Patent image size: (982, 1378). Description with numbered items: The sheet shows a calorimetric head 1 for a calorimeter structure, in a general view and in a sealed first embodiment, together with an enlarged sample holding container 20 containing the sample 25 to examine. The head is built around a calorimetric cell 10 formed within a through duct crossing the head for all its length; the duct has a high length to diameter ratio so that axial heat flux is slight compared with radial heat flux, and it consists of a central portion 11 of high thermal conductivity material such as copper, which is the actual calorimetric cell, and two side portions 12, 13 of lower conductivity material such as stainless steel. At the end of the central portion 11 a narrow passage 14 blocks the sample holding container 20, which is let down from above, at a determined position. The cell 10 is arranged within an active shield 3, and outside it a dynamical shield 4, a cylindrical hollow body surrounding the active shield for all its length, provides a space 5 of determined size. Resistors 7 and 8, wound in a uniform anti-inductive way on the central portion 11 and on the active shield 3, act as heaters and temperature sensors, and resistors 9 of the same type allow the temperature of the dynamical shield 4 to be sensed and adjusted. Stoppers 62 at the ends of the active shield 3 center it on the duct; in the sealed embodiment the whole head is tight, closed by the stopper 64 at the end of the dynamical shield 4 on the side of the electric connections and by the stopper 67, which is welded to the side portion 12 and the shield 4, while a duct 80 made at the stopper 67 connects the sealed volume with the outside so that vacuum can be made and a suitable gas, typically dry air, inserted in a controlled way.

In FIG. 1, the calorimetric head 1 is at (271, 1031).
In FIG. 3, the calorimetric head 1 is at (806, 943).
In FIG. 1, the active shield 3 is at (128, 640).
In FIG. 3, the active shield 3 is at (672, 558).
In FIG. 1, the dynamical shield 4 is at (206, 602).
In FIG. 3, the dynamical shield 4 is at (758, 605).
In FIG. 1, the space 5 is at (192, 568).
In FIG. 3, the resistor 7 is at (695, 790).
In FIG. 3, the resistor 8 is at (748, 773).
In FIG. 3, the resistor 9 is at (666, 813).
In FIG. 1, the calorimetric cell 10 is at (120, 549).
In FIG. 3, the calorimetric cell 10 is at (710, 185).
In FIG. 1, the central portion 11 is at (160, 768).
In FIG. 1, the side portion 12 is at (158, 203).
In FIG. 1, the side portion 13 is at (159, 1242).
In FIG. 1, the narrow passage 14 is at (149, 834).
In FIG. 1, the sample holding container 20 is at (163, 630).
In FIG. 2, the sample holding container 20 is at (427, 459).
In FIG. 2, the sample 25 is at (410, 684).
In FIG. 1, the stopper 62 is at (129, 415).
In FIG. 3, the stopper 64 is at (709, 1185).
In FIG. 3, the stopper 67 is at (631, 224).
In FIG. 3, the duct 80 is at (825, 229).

AIM OF THE TASK:
Rewrite the items from the first one through the line containing "In FIG. 3, the dynamical", replacing "sealed" with "closed" and changing nothing else.

REPLY TO THE TASK:
Patent image size: (982, 1378). Description with numbered items: The sheet shows a calorimetric head 1 for a calorimeter structure, in a general view and in a closed first embodiment, together with an enlarged sample holding container 20 containing the sample 25 to examine. The head is built around a calorimetric cell 10 formed within a through duct crossing the head for all its length; the duct has a high length to diameter ratio so that axial heat flux is slight compared with radial heat flux, and it consists of a central portion 11 of high thermal conductivity material such as copper, which is the actual calorimetric cell, and two side portions 12, 13 of lower conductivity material such as stainless steel. At the end of the central portion 11 a narrow passage 14 blocks the sample holding container 20, which is let down from above, at a determined position. The cell 10 is arranged within an active shield 3, and outside it a dynamical shield 4, a cylindrical hollow body surrounding the active shield for all its length, provides a space 5 of determined size. Resistors 7 and 8, wound in a uniform anti-inductive way on the central portion 11 and on the active shield 3, act as heaters and temperature sensors, and resistors 9 of the same type allow the temperature of the dynamical shield 4 to be sensed and adjusted. Stoppers 62 at the ends of the active shield 3 center it on the duct; in the closed embodiment the whole head is tight, closed by the stopper 64 at the end of the dynamical shield 4 on the side of the electric connections and by the stopper 67, which is welded to the side portion 12 and the shield 4, while a duct 80 made at the stopper 67 connects the closed volume with the outside so that vacuum can be made and a suitable gas, typically dry air, inserted in a controlled way.

In FIG. 1, the calorimetric head 1 is at (271, 1031).
In FIG. 3, the calorimetric head 1 is at (806, 943).
In FIG. 1, the active shield 3 is at (128, 640).
In FIG. 3, the active shield 3 is at (672, 558).
In FIG. 1, the dynamical shield 4 is at (206, 602).
In FIG. 3, the dynamical shield 4 is at (758, 605).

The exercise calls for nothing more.